Print all of the lines exactly. Any picture among them stays out.
+++ Source data
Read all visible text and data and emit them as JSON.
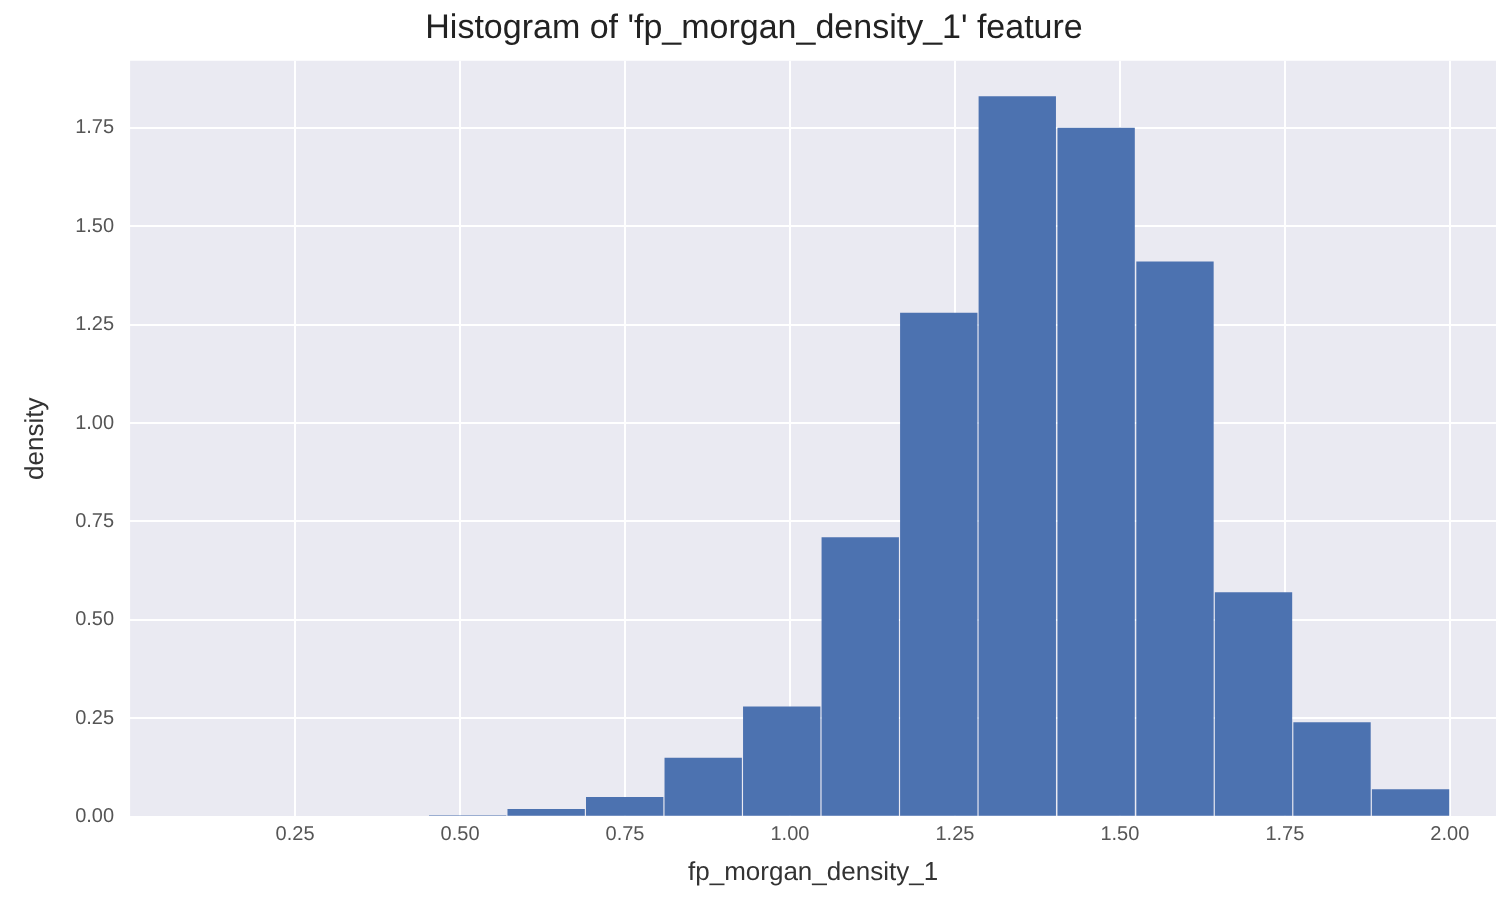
{
  "chart_data": {
    "type": "histogram",
    "title": "Histogram of 'fp_morgan_density_1' feature",
    "xlabel": "fp_morgan_density_1",
    "ylabel": "density",
    "bins": [
      0.452,
      0.571,
      0.69,
      0.809,
      0.928,
      1.047,
      1.166,
      1.285,
      1.404,
      1.524,
      1.643,
      1.762,
      1.881,
      2.0
    ],
    "values": [
      0.004,
      0.02,
      0.05,
      0.15,
      0.28,
      0.71,
      1.28,
      1.83,
      1.75,
      1.41,
      0.57,
      0.24,
      0.07
    ],
    "color": "#4c72b0",
    "xlim": [
      0.0,
      2.07
    ],
    "xticks": [
      {
        "value": 0.25,
        "label": "0.25"
      },
      {
        "value": 0.5,
        "label": "0.50"
      },
      {
        "value": 0.75,
        "label": "0.75"
      },
      {
        "value": 1.0,
        "label": "1.00"
      },
      {
        "value": 1.25,
        "label": "1.25"
      },
      {
        "value": 1.5,
        "label": "1.50"
      },
      {
        "value": 1.75,
        "label": "1.75"
      },
      {
        "value": 2.0,
        "label": "2.00"
      }
    ],
    "ylim": [
      0,
      1.92
    ],
    "yticks": [
      {
        "value": 0,
        "label": "0.00"
      },
      {
        "value": 0.25,
        "label": "0.25"
      },
      {
        "value": 0.5,
        "label": "0.50"
      },
      {
        "value": 0.75,
        "label": "0.75"
      },
      {
        "value": 1.0,
        "label": "1.00"
      },
      {
        "value": 1.25,
        "label": "1.25"
      },
      {
        "value": 1.5,
        "label": "1.50"
      },
      {
        "value": 1.75,
        "label": "1.75"
      }
    ],
    "grid": true
  }
}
++++++
__Expected answer__.
Read all visible text and data and emit them as JSON.
{
  "chart_data": {
    "type": "histogram",
    "title": "Histogram of 'fp_morgan_density_1' feature",
    "xlabel": "fp_morgan_density_1",
    "ylabel": "density",
    "bins": [
      0.452,
      0.571,
      0.69,
      0.809,
      0.928,
      1.047,
      1.166,
      1.285,
      1.404,
      1.524,
      1.643,
      1.762,
      1.881,
      2.0
    ],
    "values": [
      0.004,
      0.02,
      0.05,
      0.15,
      0.28,
      0.71,
      1.28,
      1.83,
      1.75,
      1.41,
      0.57,
      0.24,
      0.07
    ],
    "color": "#4c72b0",
    "xlim": [
      0.0,
      2.07
    ],
    "xticks": [
      {
        "value": 0.25,
        "label": "0.25"
      },
      {
        "value": 0.5,
        "label": "0.50"
      },
      {
        "value": 0.75,
        "label": "0.75"
      },
      {
        "value": 1.0,
        "label": "1.00"
      },
      {
        "value": 1.25,
        "label": "1.25"
      },
      {
        "value": 1.5,
        "label": "1.50"
      },
      {
        "value": 1.75,
        "label": "1.75"
      },
      {
        "value": 2.0,
        "label": "2.00"
      }
    ],
    "ylim": [
      0,
      1.92
    ],
    "yticks": [
      {
        "value": 0,
        "label": "0.00"
      },
      {
        "value": 0.25,
        "label": "0.25"
      },
      {
        "value": 0.5,
        "label": "0.50"
      },
      {
        "value": 0.75,
        "label": "0.75"
      },
      {
        "value": 1.0,
        "label": "1.00"
      },
      {
        "value": 1.25,
        "label": "1.25"
      },
      {
        "value": 1.5,
        "label": "1.50"
      },
      {
        "value": 1.75,
        "label": "1.75"
      }
    ],
    "grid": true
  }
}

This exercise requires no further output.